***** Provided material

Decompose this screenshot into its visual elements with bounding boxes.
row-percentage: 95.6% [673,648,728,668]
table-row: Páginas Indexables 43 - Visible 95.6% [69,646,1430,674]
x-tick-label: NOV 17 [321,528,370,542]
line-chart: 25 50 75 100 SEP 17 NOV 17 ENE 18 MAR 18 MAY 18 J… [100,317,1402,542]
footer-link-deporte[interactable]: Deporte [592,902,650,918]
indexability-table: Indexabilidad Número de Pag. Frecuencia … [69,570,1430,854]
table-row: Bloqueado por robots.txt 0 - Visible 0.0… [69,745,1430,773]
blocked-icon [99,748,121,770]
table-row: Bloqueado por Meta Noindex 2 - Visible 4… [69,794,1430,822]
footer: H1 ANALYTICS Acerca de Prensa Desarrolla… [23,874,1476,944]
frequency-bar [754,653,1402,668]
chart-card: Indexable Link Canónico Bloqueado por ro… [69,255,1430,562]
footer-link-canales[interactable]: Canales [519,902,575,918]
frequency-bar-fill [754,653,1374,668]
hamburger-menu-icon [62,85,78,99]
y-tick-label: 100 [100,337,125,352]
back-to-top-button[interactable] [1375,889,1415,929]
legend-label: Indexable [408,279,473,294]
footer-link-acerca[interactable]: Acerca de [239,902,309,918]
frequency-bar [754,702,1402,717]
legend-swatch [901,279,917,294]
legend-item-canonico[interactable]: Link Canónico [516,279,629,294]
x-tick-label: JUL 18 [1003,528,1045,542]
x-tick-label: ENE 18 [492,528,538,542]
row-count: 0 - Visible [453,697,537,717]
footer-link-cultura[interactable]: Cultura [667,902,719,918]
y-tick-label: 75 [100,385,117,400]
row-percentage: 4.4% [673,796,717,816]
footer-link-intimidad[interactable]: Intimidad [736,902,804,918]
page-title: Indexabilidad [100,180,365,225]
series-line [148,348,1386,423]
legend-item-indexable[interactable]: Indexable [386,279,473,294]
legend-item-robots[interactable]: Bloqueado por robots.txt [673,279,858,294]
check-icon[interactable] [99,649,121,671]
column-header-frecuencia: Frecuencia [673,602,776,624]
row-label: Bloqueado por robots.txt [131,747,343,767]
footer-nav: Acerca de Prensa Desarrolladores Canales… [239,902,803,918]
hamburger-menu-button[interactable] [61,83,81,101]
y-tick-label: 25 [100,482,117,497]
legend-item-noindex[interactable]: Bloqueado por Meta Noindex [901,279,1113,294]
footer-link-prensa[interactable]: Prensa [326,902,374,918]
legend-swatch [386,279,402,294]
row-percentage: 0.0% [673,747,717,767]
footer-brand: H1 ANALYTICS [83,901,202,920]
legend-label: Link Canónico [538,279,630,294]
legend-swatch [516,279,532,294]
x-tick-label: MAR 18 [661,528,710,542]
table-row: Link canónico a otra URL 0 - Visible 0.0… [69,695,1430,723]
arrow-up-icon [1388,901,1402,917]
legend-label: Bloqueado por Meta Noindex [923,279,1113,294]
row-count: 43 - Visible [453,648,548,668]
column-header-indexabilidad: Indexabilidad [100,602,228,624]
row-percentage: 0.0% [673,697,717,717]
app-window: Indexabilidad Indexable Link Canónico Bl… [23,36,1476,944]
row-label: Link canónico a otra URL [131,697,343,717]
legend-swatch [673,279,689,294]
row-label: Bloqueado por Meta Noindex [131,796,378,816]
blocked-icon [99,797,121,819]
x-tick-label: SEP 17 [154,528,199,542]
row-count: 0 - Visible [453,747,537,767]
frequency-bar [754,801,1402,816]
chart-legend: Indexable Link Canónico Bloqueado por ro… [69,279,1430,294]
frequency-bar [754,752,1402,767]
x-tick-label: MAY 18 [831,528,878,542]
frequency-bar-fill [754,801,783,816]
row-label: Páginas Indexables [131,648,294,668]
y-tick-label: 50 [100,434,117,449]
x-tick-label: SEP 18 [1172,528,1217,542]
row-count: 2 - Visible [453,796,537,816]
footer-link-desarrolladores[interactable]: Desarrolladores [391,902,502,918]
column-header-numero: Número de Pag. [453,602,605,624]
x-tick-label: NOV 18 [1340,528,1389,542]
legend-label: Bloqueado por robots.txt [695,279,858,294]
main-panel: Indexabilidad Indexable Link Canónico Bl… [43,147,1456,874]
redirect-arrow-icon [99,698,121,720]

**********

• _Request_: Copy the data above word for word, every line included.

• _Output of the task_:
Decompose this screenshot into its visual elements with bounding boxes.
row-percentage: 95.6% [673,648,728,668]
table-row: Páginas Indexables 43 - Visible 95.6% [69,646,1430,674]
x-tick-label: NOV 17 [321,528,370,542]
line-chart: 25 50 75 100 SEP 17 NOV 17 ENE 18 MAR 18 MAY 18 J… [100,317,1402,542]
footer-link-deporte[interactable]: Deporte [592,902,650,918]
indexability-table: Indexabilidad Número de Pag. Frecuencia … [69,570,1430,854]
table-row: Bloqueado por robots.txt 0 - Visible 0.0… [69,745,1430,773]
blocked-icon [99,748,121,770]
table-row: Bloqueado por Meta Noindex 2 - Visible 4… [69,794,1430,822]
footer: H1 ANALYTICS Acerca de Prensa Desarrolla… [23,874,1476,944]
frequency-bar [754,653,1402,668]
chart-card: Indexable Link Canónico Bloqueado por ro… [69,255,1430,562]
footer-link-canales[interactable]: Canales [519,902,575,918]
frequency-bar-fill [754,653,1374,668]
hamburger-menu-icon [62,85,78,99]
y-tick-label: 100 [100,337,125,352]
back-to-top-button[interactable] [1375,889,1415,929]
legend-label: Indexable [408,279,473,294]
footer-link-acerca[interactable]: Acerca de [239,902,309,918]
frequency-bar [754,702,1402,717]
legend-swatch [901,279,917,294]
legend-item-canonico[interactable]: Link Canónico [516,279,629,294]
x-tick-label: JUL 18 [1003,528,1045,542]
x-tick-label: ENE 18 [492,528,538,542]
row-count: 0 - Visible [453,697,537,717]
footer-link-cultura[interactable]: Cultura [667,902,719,918]
y-tick-label: 75 [100,385,117,400]
row-percentage: 4.4% [673,796,717,816]
footer-link-intimidad[interactable]: Intimidad [736,902,804,918]
page-title: Indexabilidad [100,180,365,225]
series-line [148,348,1386,423]
legend-item-indexable[interactable]: Indexable [386,279,473,294]
legend-item-robots[interactable]: Bloqueado por robots.txt [673,279,858,294]
check-icon[interactable] [99,649,121,671]
column-header-frecuencia: Frecuencia [673,602,776,624]
row-label: Bloqueado por robots.txt [131,747,343,767]
footer-nav: Acerca de Prensa Desarrolladores Canales… [239,902,803,918]
hamburger-menu-button[interactable] [61,83,81,101]
y-tick-label: 25 [100,482,117,497]
legend-item-noindex[interactable]: Bloqueado por Meta Noindex [901,279,1113,294]
footer-link-prensa[interactable]: Prensa [326,902,374,918]
legend-swatch [386,279,402,294]
row-percentage: 0.0% [673,747,717,767]
footer-brand: H1 ANALYTICS [83,901,202,920]
legend-label: Link Canónico [538,279,630,294]
legend-swatch [516,279,532,294]
x-tick-label: MAR 18 [661,528,710,542]
table-row: Link canónico a otra URL 0 - Visible 0.0… [69,695,1430,723]
arrow-up-icon [1388,901,1402,917]
legend-label: Bloqueado por Meta Noindex [923,279,1113,294]
row-count: 43 - Visible [453,648,548,668]
column-header-indexabilidad: Indexabilidad [100,602,228,624]
row-percentage: 0.0% [673,697,717,717]
app-window: Indexabilidad Indexable Link Canónico Bl… [23,36,1476,944]
row-label: Link canónico a otra URL [131,697,343,717]
legend-swatch [673,279,689,294]
row-label: Bloqueado por Meta Noindex [131,796,378,816]
blocked-icon [99,797,121,819]
x-tick-label: SEP 17 [154,528,199,542]
row-count: 0 - Visible [453,747,537,767]
frequency-bar [754,801,1402,816]
chart-legend: Indexable Link Canónico Bloqueado por ro… [69,279,1430,294]
frequency-bar [754,752,1402,767]
x-tick-label: MAY 18 [831,528,878,542]
frequency-bar-fill [754,801,783,816]
row-label: Páginas Indexables [131,648,294,668]
y-tick-label: 50 [100,434,117,449]
x-tick-label: SEP 18 [1172,528,1217,542]
row-count: 2 - Visible [453,796,537,816]
footer-link-desarrolladores[interactable]: Desarrolladores [391,902,502,918]
column-header-numero: Número de Pag. [453,602,605,624]
x-tick-label: NOV 18 [1340,528,1389,542]
legend-label: Bloqueado por robots.txt [695,279,858,294]
main-panel: Indexabilidad Indexable Link Canónico Bl… [43,147,1456,874]
redirect-arrow-icon [99,698,121,720]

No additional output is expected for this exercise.